__Directions__
Output the data below in full, byte for byte. Nothing may differ.

__Dataset records__

***

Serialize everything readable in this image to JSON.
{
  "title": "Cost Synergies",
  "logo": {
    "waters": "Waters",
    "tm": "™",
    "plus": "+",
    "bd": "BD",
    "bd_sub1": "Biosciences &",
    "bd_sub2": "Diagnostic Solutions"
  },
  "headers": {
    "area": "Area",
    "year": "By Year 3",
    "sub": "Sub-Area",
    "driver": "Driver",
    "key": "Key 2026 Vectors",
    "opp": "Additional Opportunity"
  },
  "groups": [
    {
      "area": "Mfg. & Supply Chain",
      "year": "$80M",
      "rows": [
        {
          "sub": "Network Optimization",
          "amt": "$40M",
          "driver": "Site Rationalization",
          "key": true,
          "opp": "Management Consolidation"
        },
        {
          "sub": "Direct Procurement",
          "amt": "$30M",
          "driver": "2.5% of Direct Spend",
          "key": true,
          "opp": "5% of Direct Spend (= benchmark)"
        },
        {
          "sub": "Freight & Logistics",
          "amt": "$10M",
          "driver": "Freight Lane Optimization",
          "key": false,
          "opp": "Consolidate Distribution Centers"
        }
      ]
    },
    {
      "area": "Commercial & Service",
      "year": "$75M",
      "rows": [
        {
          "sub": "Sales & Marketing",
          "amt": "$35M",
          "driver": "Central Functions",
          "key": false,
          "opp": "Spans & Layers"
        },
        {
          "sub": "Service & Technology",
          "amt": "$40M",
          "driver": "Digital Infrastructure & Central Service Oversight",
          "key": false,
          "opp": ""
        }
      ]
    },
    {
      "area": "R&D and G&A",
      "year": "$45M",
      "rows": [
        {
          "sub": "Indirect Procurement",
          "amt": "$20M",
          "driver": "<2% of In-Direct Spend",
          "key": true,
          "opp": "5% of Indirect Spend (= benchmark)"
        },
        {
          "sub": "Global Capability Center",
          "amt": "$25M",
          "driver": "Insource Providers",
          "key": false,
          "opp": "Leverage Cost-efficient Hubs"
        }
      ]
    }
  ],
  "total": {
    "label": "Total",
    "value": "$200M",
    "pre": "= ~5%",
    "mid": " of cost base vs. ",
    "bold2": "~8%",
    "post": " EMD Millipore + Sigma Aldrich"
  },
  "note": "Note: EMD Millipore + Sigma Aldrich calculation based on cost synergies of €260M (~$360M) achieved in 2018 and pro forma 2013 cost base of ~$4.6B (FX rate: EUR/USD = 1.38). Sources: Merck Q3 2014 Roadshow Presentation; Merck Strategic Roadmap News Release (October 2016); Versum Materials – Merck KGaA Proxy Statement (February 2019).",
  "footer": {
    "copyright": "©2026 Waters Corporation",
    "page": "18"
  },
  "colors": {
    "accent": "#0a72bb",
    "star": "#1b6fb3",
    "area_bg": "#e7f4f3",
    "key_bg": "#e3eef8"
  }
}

***

__Result of this task__
Serialize everything readable in this image to JSON.
{
  "title": "Cost Synergies",
  "logo": {
    "waters": "Waters",
    "tm": "™",
    "plus": "+",
    "bd": "BD",
    "bd_sub1": "Biosciences &",
    "bd_sub2": "Diagnostic Solutions"
  },
  "headers": {
    "area": "Area",
    "year": "By Year 3",
    "sub": "Sub-Area",
    "driver": "Driver",
    "key": "Key 2026 Vectors",
    "opp": "Additional Opportunity"
  },
  "groups": [
    {
      "area": "Mfg. & Supply Chain",
      "year": "$80M",
      "rows": [
        {
          "sub": "Network Optimization",
          "amt": "$40M",
          "driver": "Site Rationalization",
          "key": true,
          "opp": "Management Consolidation"
        },
        {
          "sub": "Direct Procurement",
          "amt": "$30M",
          "driver": "2.5% of Direct Spend",
          "key": true,
          "opp": "5% of Direct Spend (= benchmark)"
        },
        {
          "sub": "Freight & Logistics",
          "amt": "$10M",
          "driver": "Freight Lane Optimization",
          "key": false,
          "opp": "Consolidate Distribution Centers"
        }
      ]
    },
    {
      "area": "Commercial & Service",
      "year": "$75M",
      "rows": [
        {
          "sub": "Sales & Marketing",
          "amt": "$35M",
          "driver": "Central Functions",
          "key": false,
          "opp": "Spans & Layers"
        },
        {
          "sub": "Service & Technology",
          "amt": "$40M",
          "driver": "Digital Infrastructure & Central Service Oversight",
          "key": false,
          "opp": ""
        }
      ]
    },
    {
      "area": "R&D and G&A",
      "year": "$45M",
      "rows": [
        {
          "sub": "Indirect Procurement",
          "amt": "$20M",
          "driver": "<2% of In-Direct Spend",
          "key": true,
          "opp": "5% of Indirect Spend (= benchmark)"
        },
        {
          "sub": "Global Capability Center",
          "amt": "$25M",
          "driver": "Insource Providers",
          "key": false,
          "opp": "Leverage Cost-efficient Hubs"
        }
      ]
    }
  ],
  "total": {
    "label": "Total",
    "value": "$200M",
    "pre": "= ~5%",
    "mid": " of cost base vs. ",
    "bold2": "~8%",
    "post": " EMD Millipore + Sigma Aldrich"
  },
  "note": "Note: EMD Millipore + Sigma Aldrich calculation based on cost synergies of €260M (~$360M) achieved in 2018 and pro forma 2013 cost base of ~$4.6B (FX rate: EUR/USD = 1.38). Sources: Merck Q3 2014 Roadshow Presentation; Merck Strategic Roadmap News Release (October 2016); Versum Materials – Merck KGaA Proxy Statement (February 2019).",
  "footer": {
    "copyright": "©2026 Waters Corporation",
    "page": "18"
  },
  "colors": {
    "accent": "#0a72bb",
    "star": "#1b6fb3",
    "area_bg": "#e7f4f3",
    "key_bg": "#e3eef8"
  }
}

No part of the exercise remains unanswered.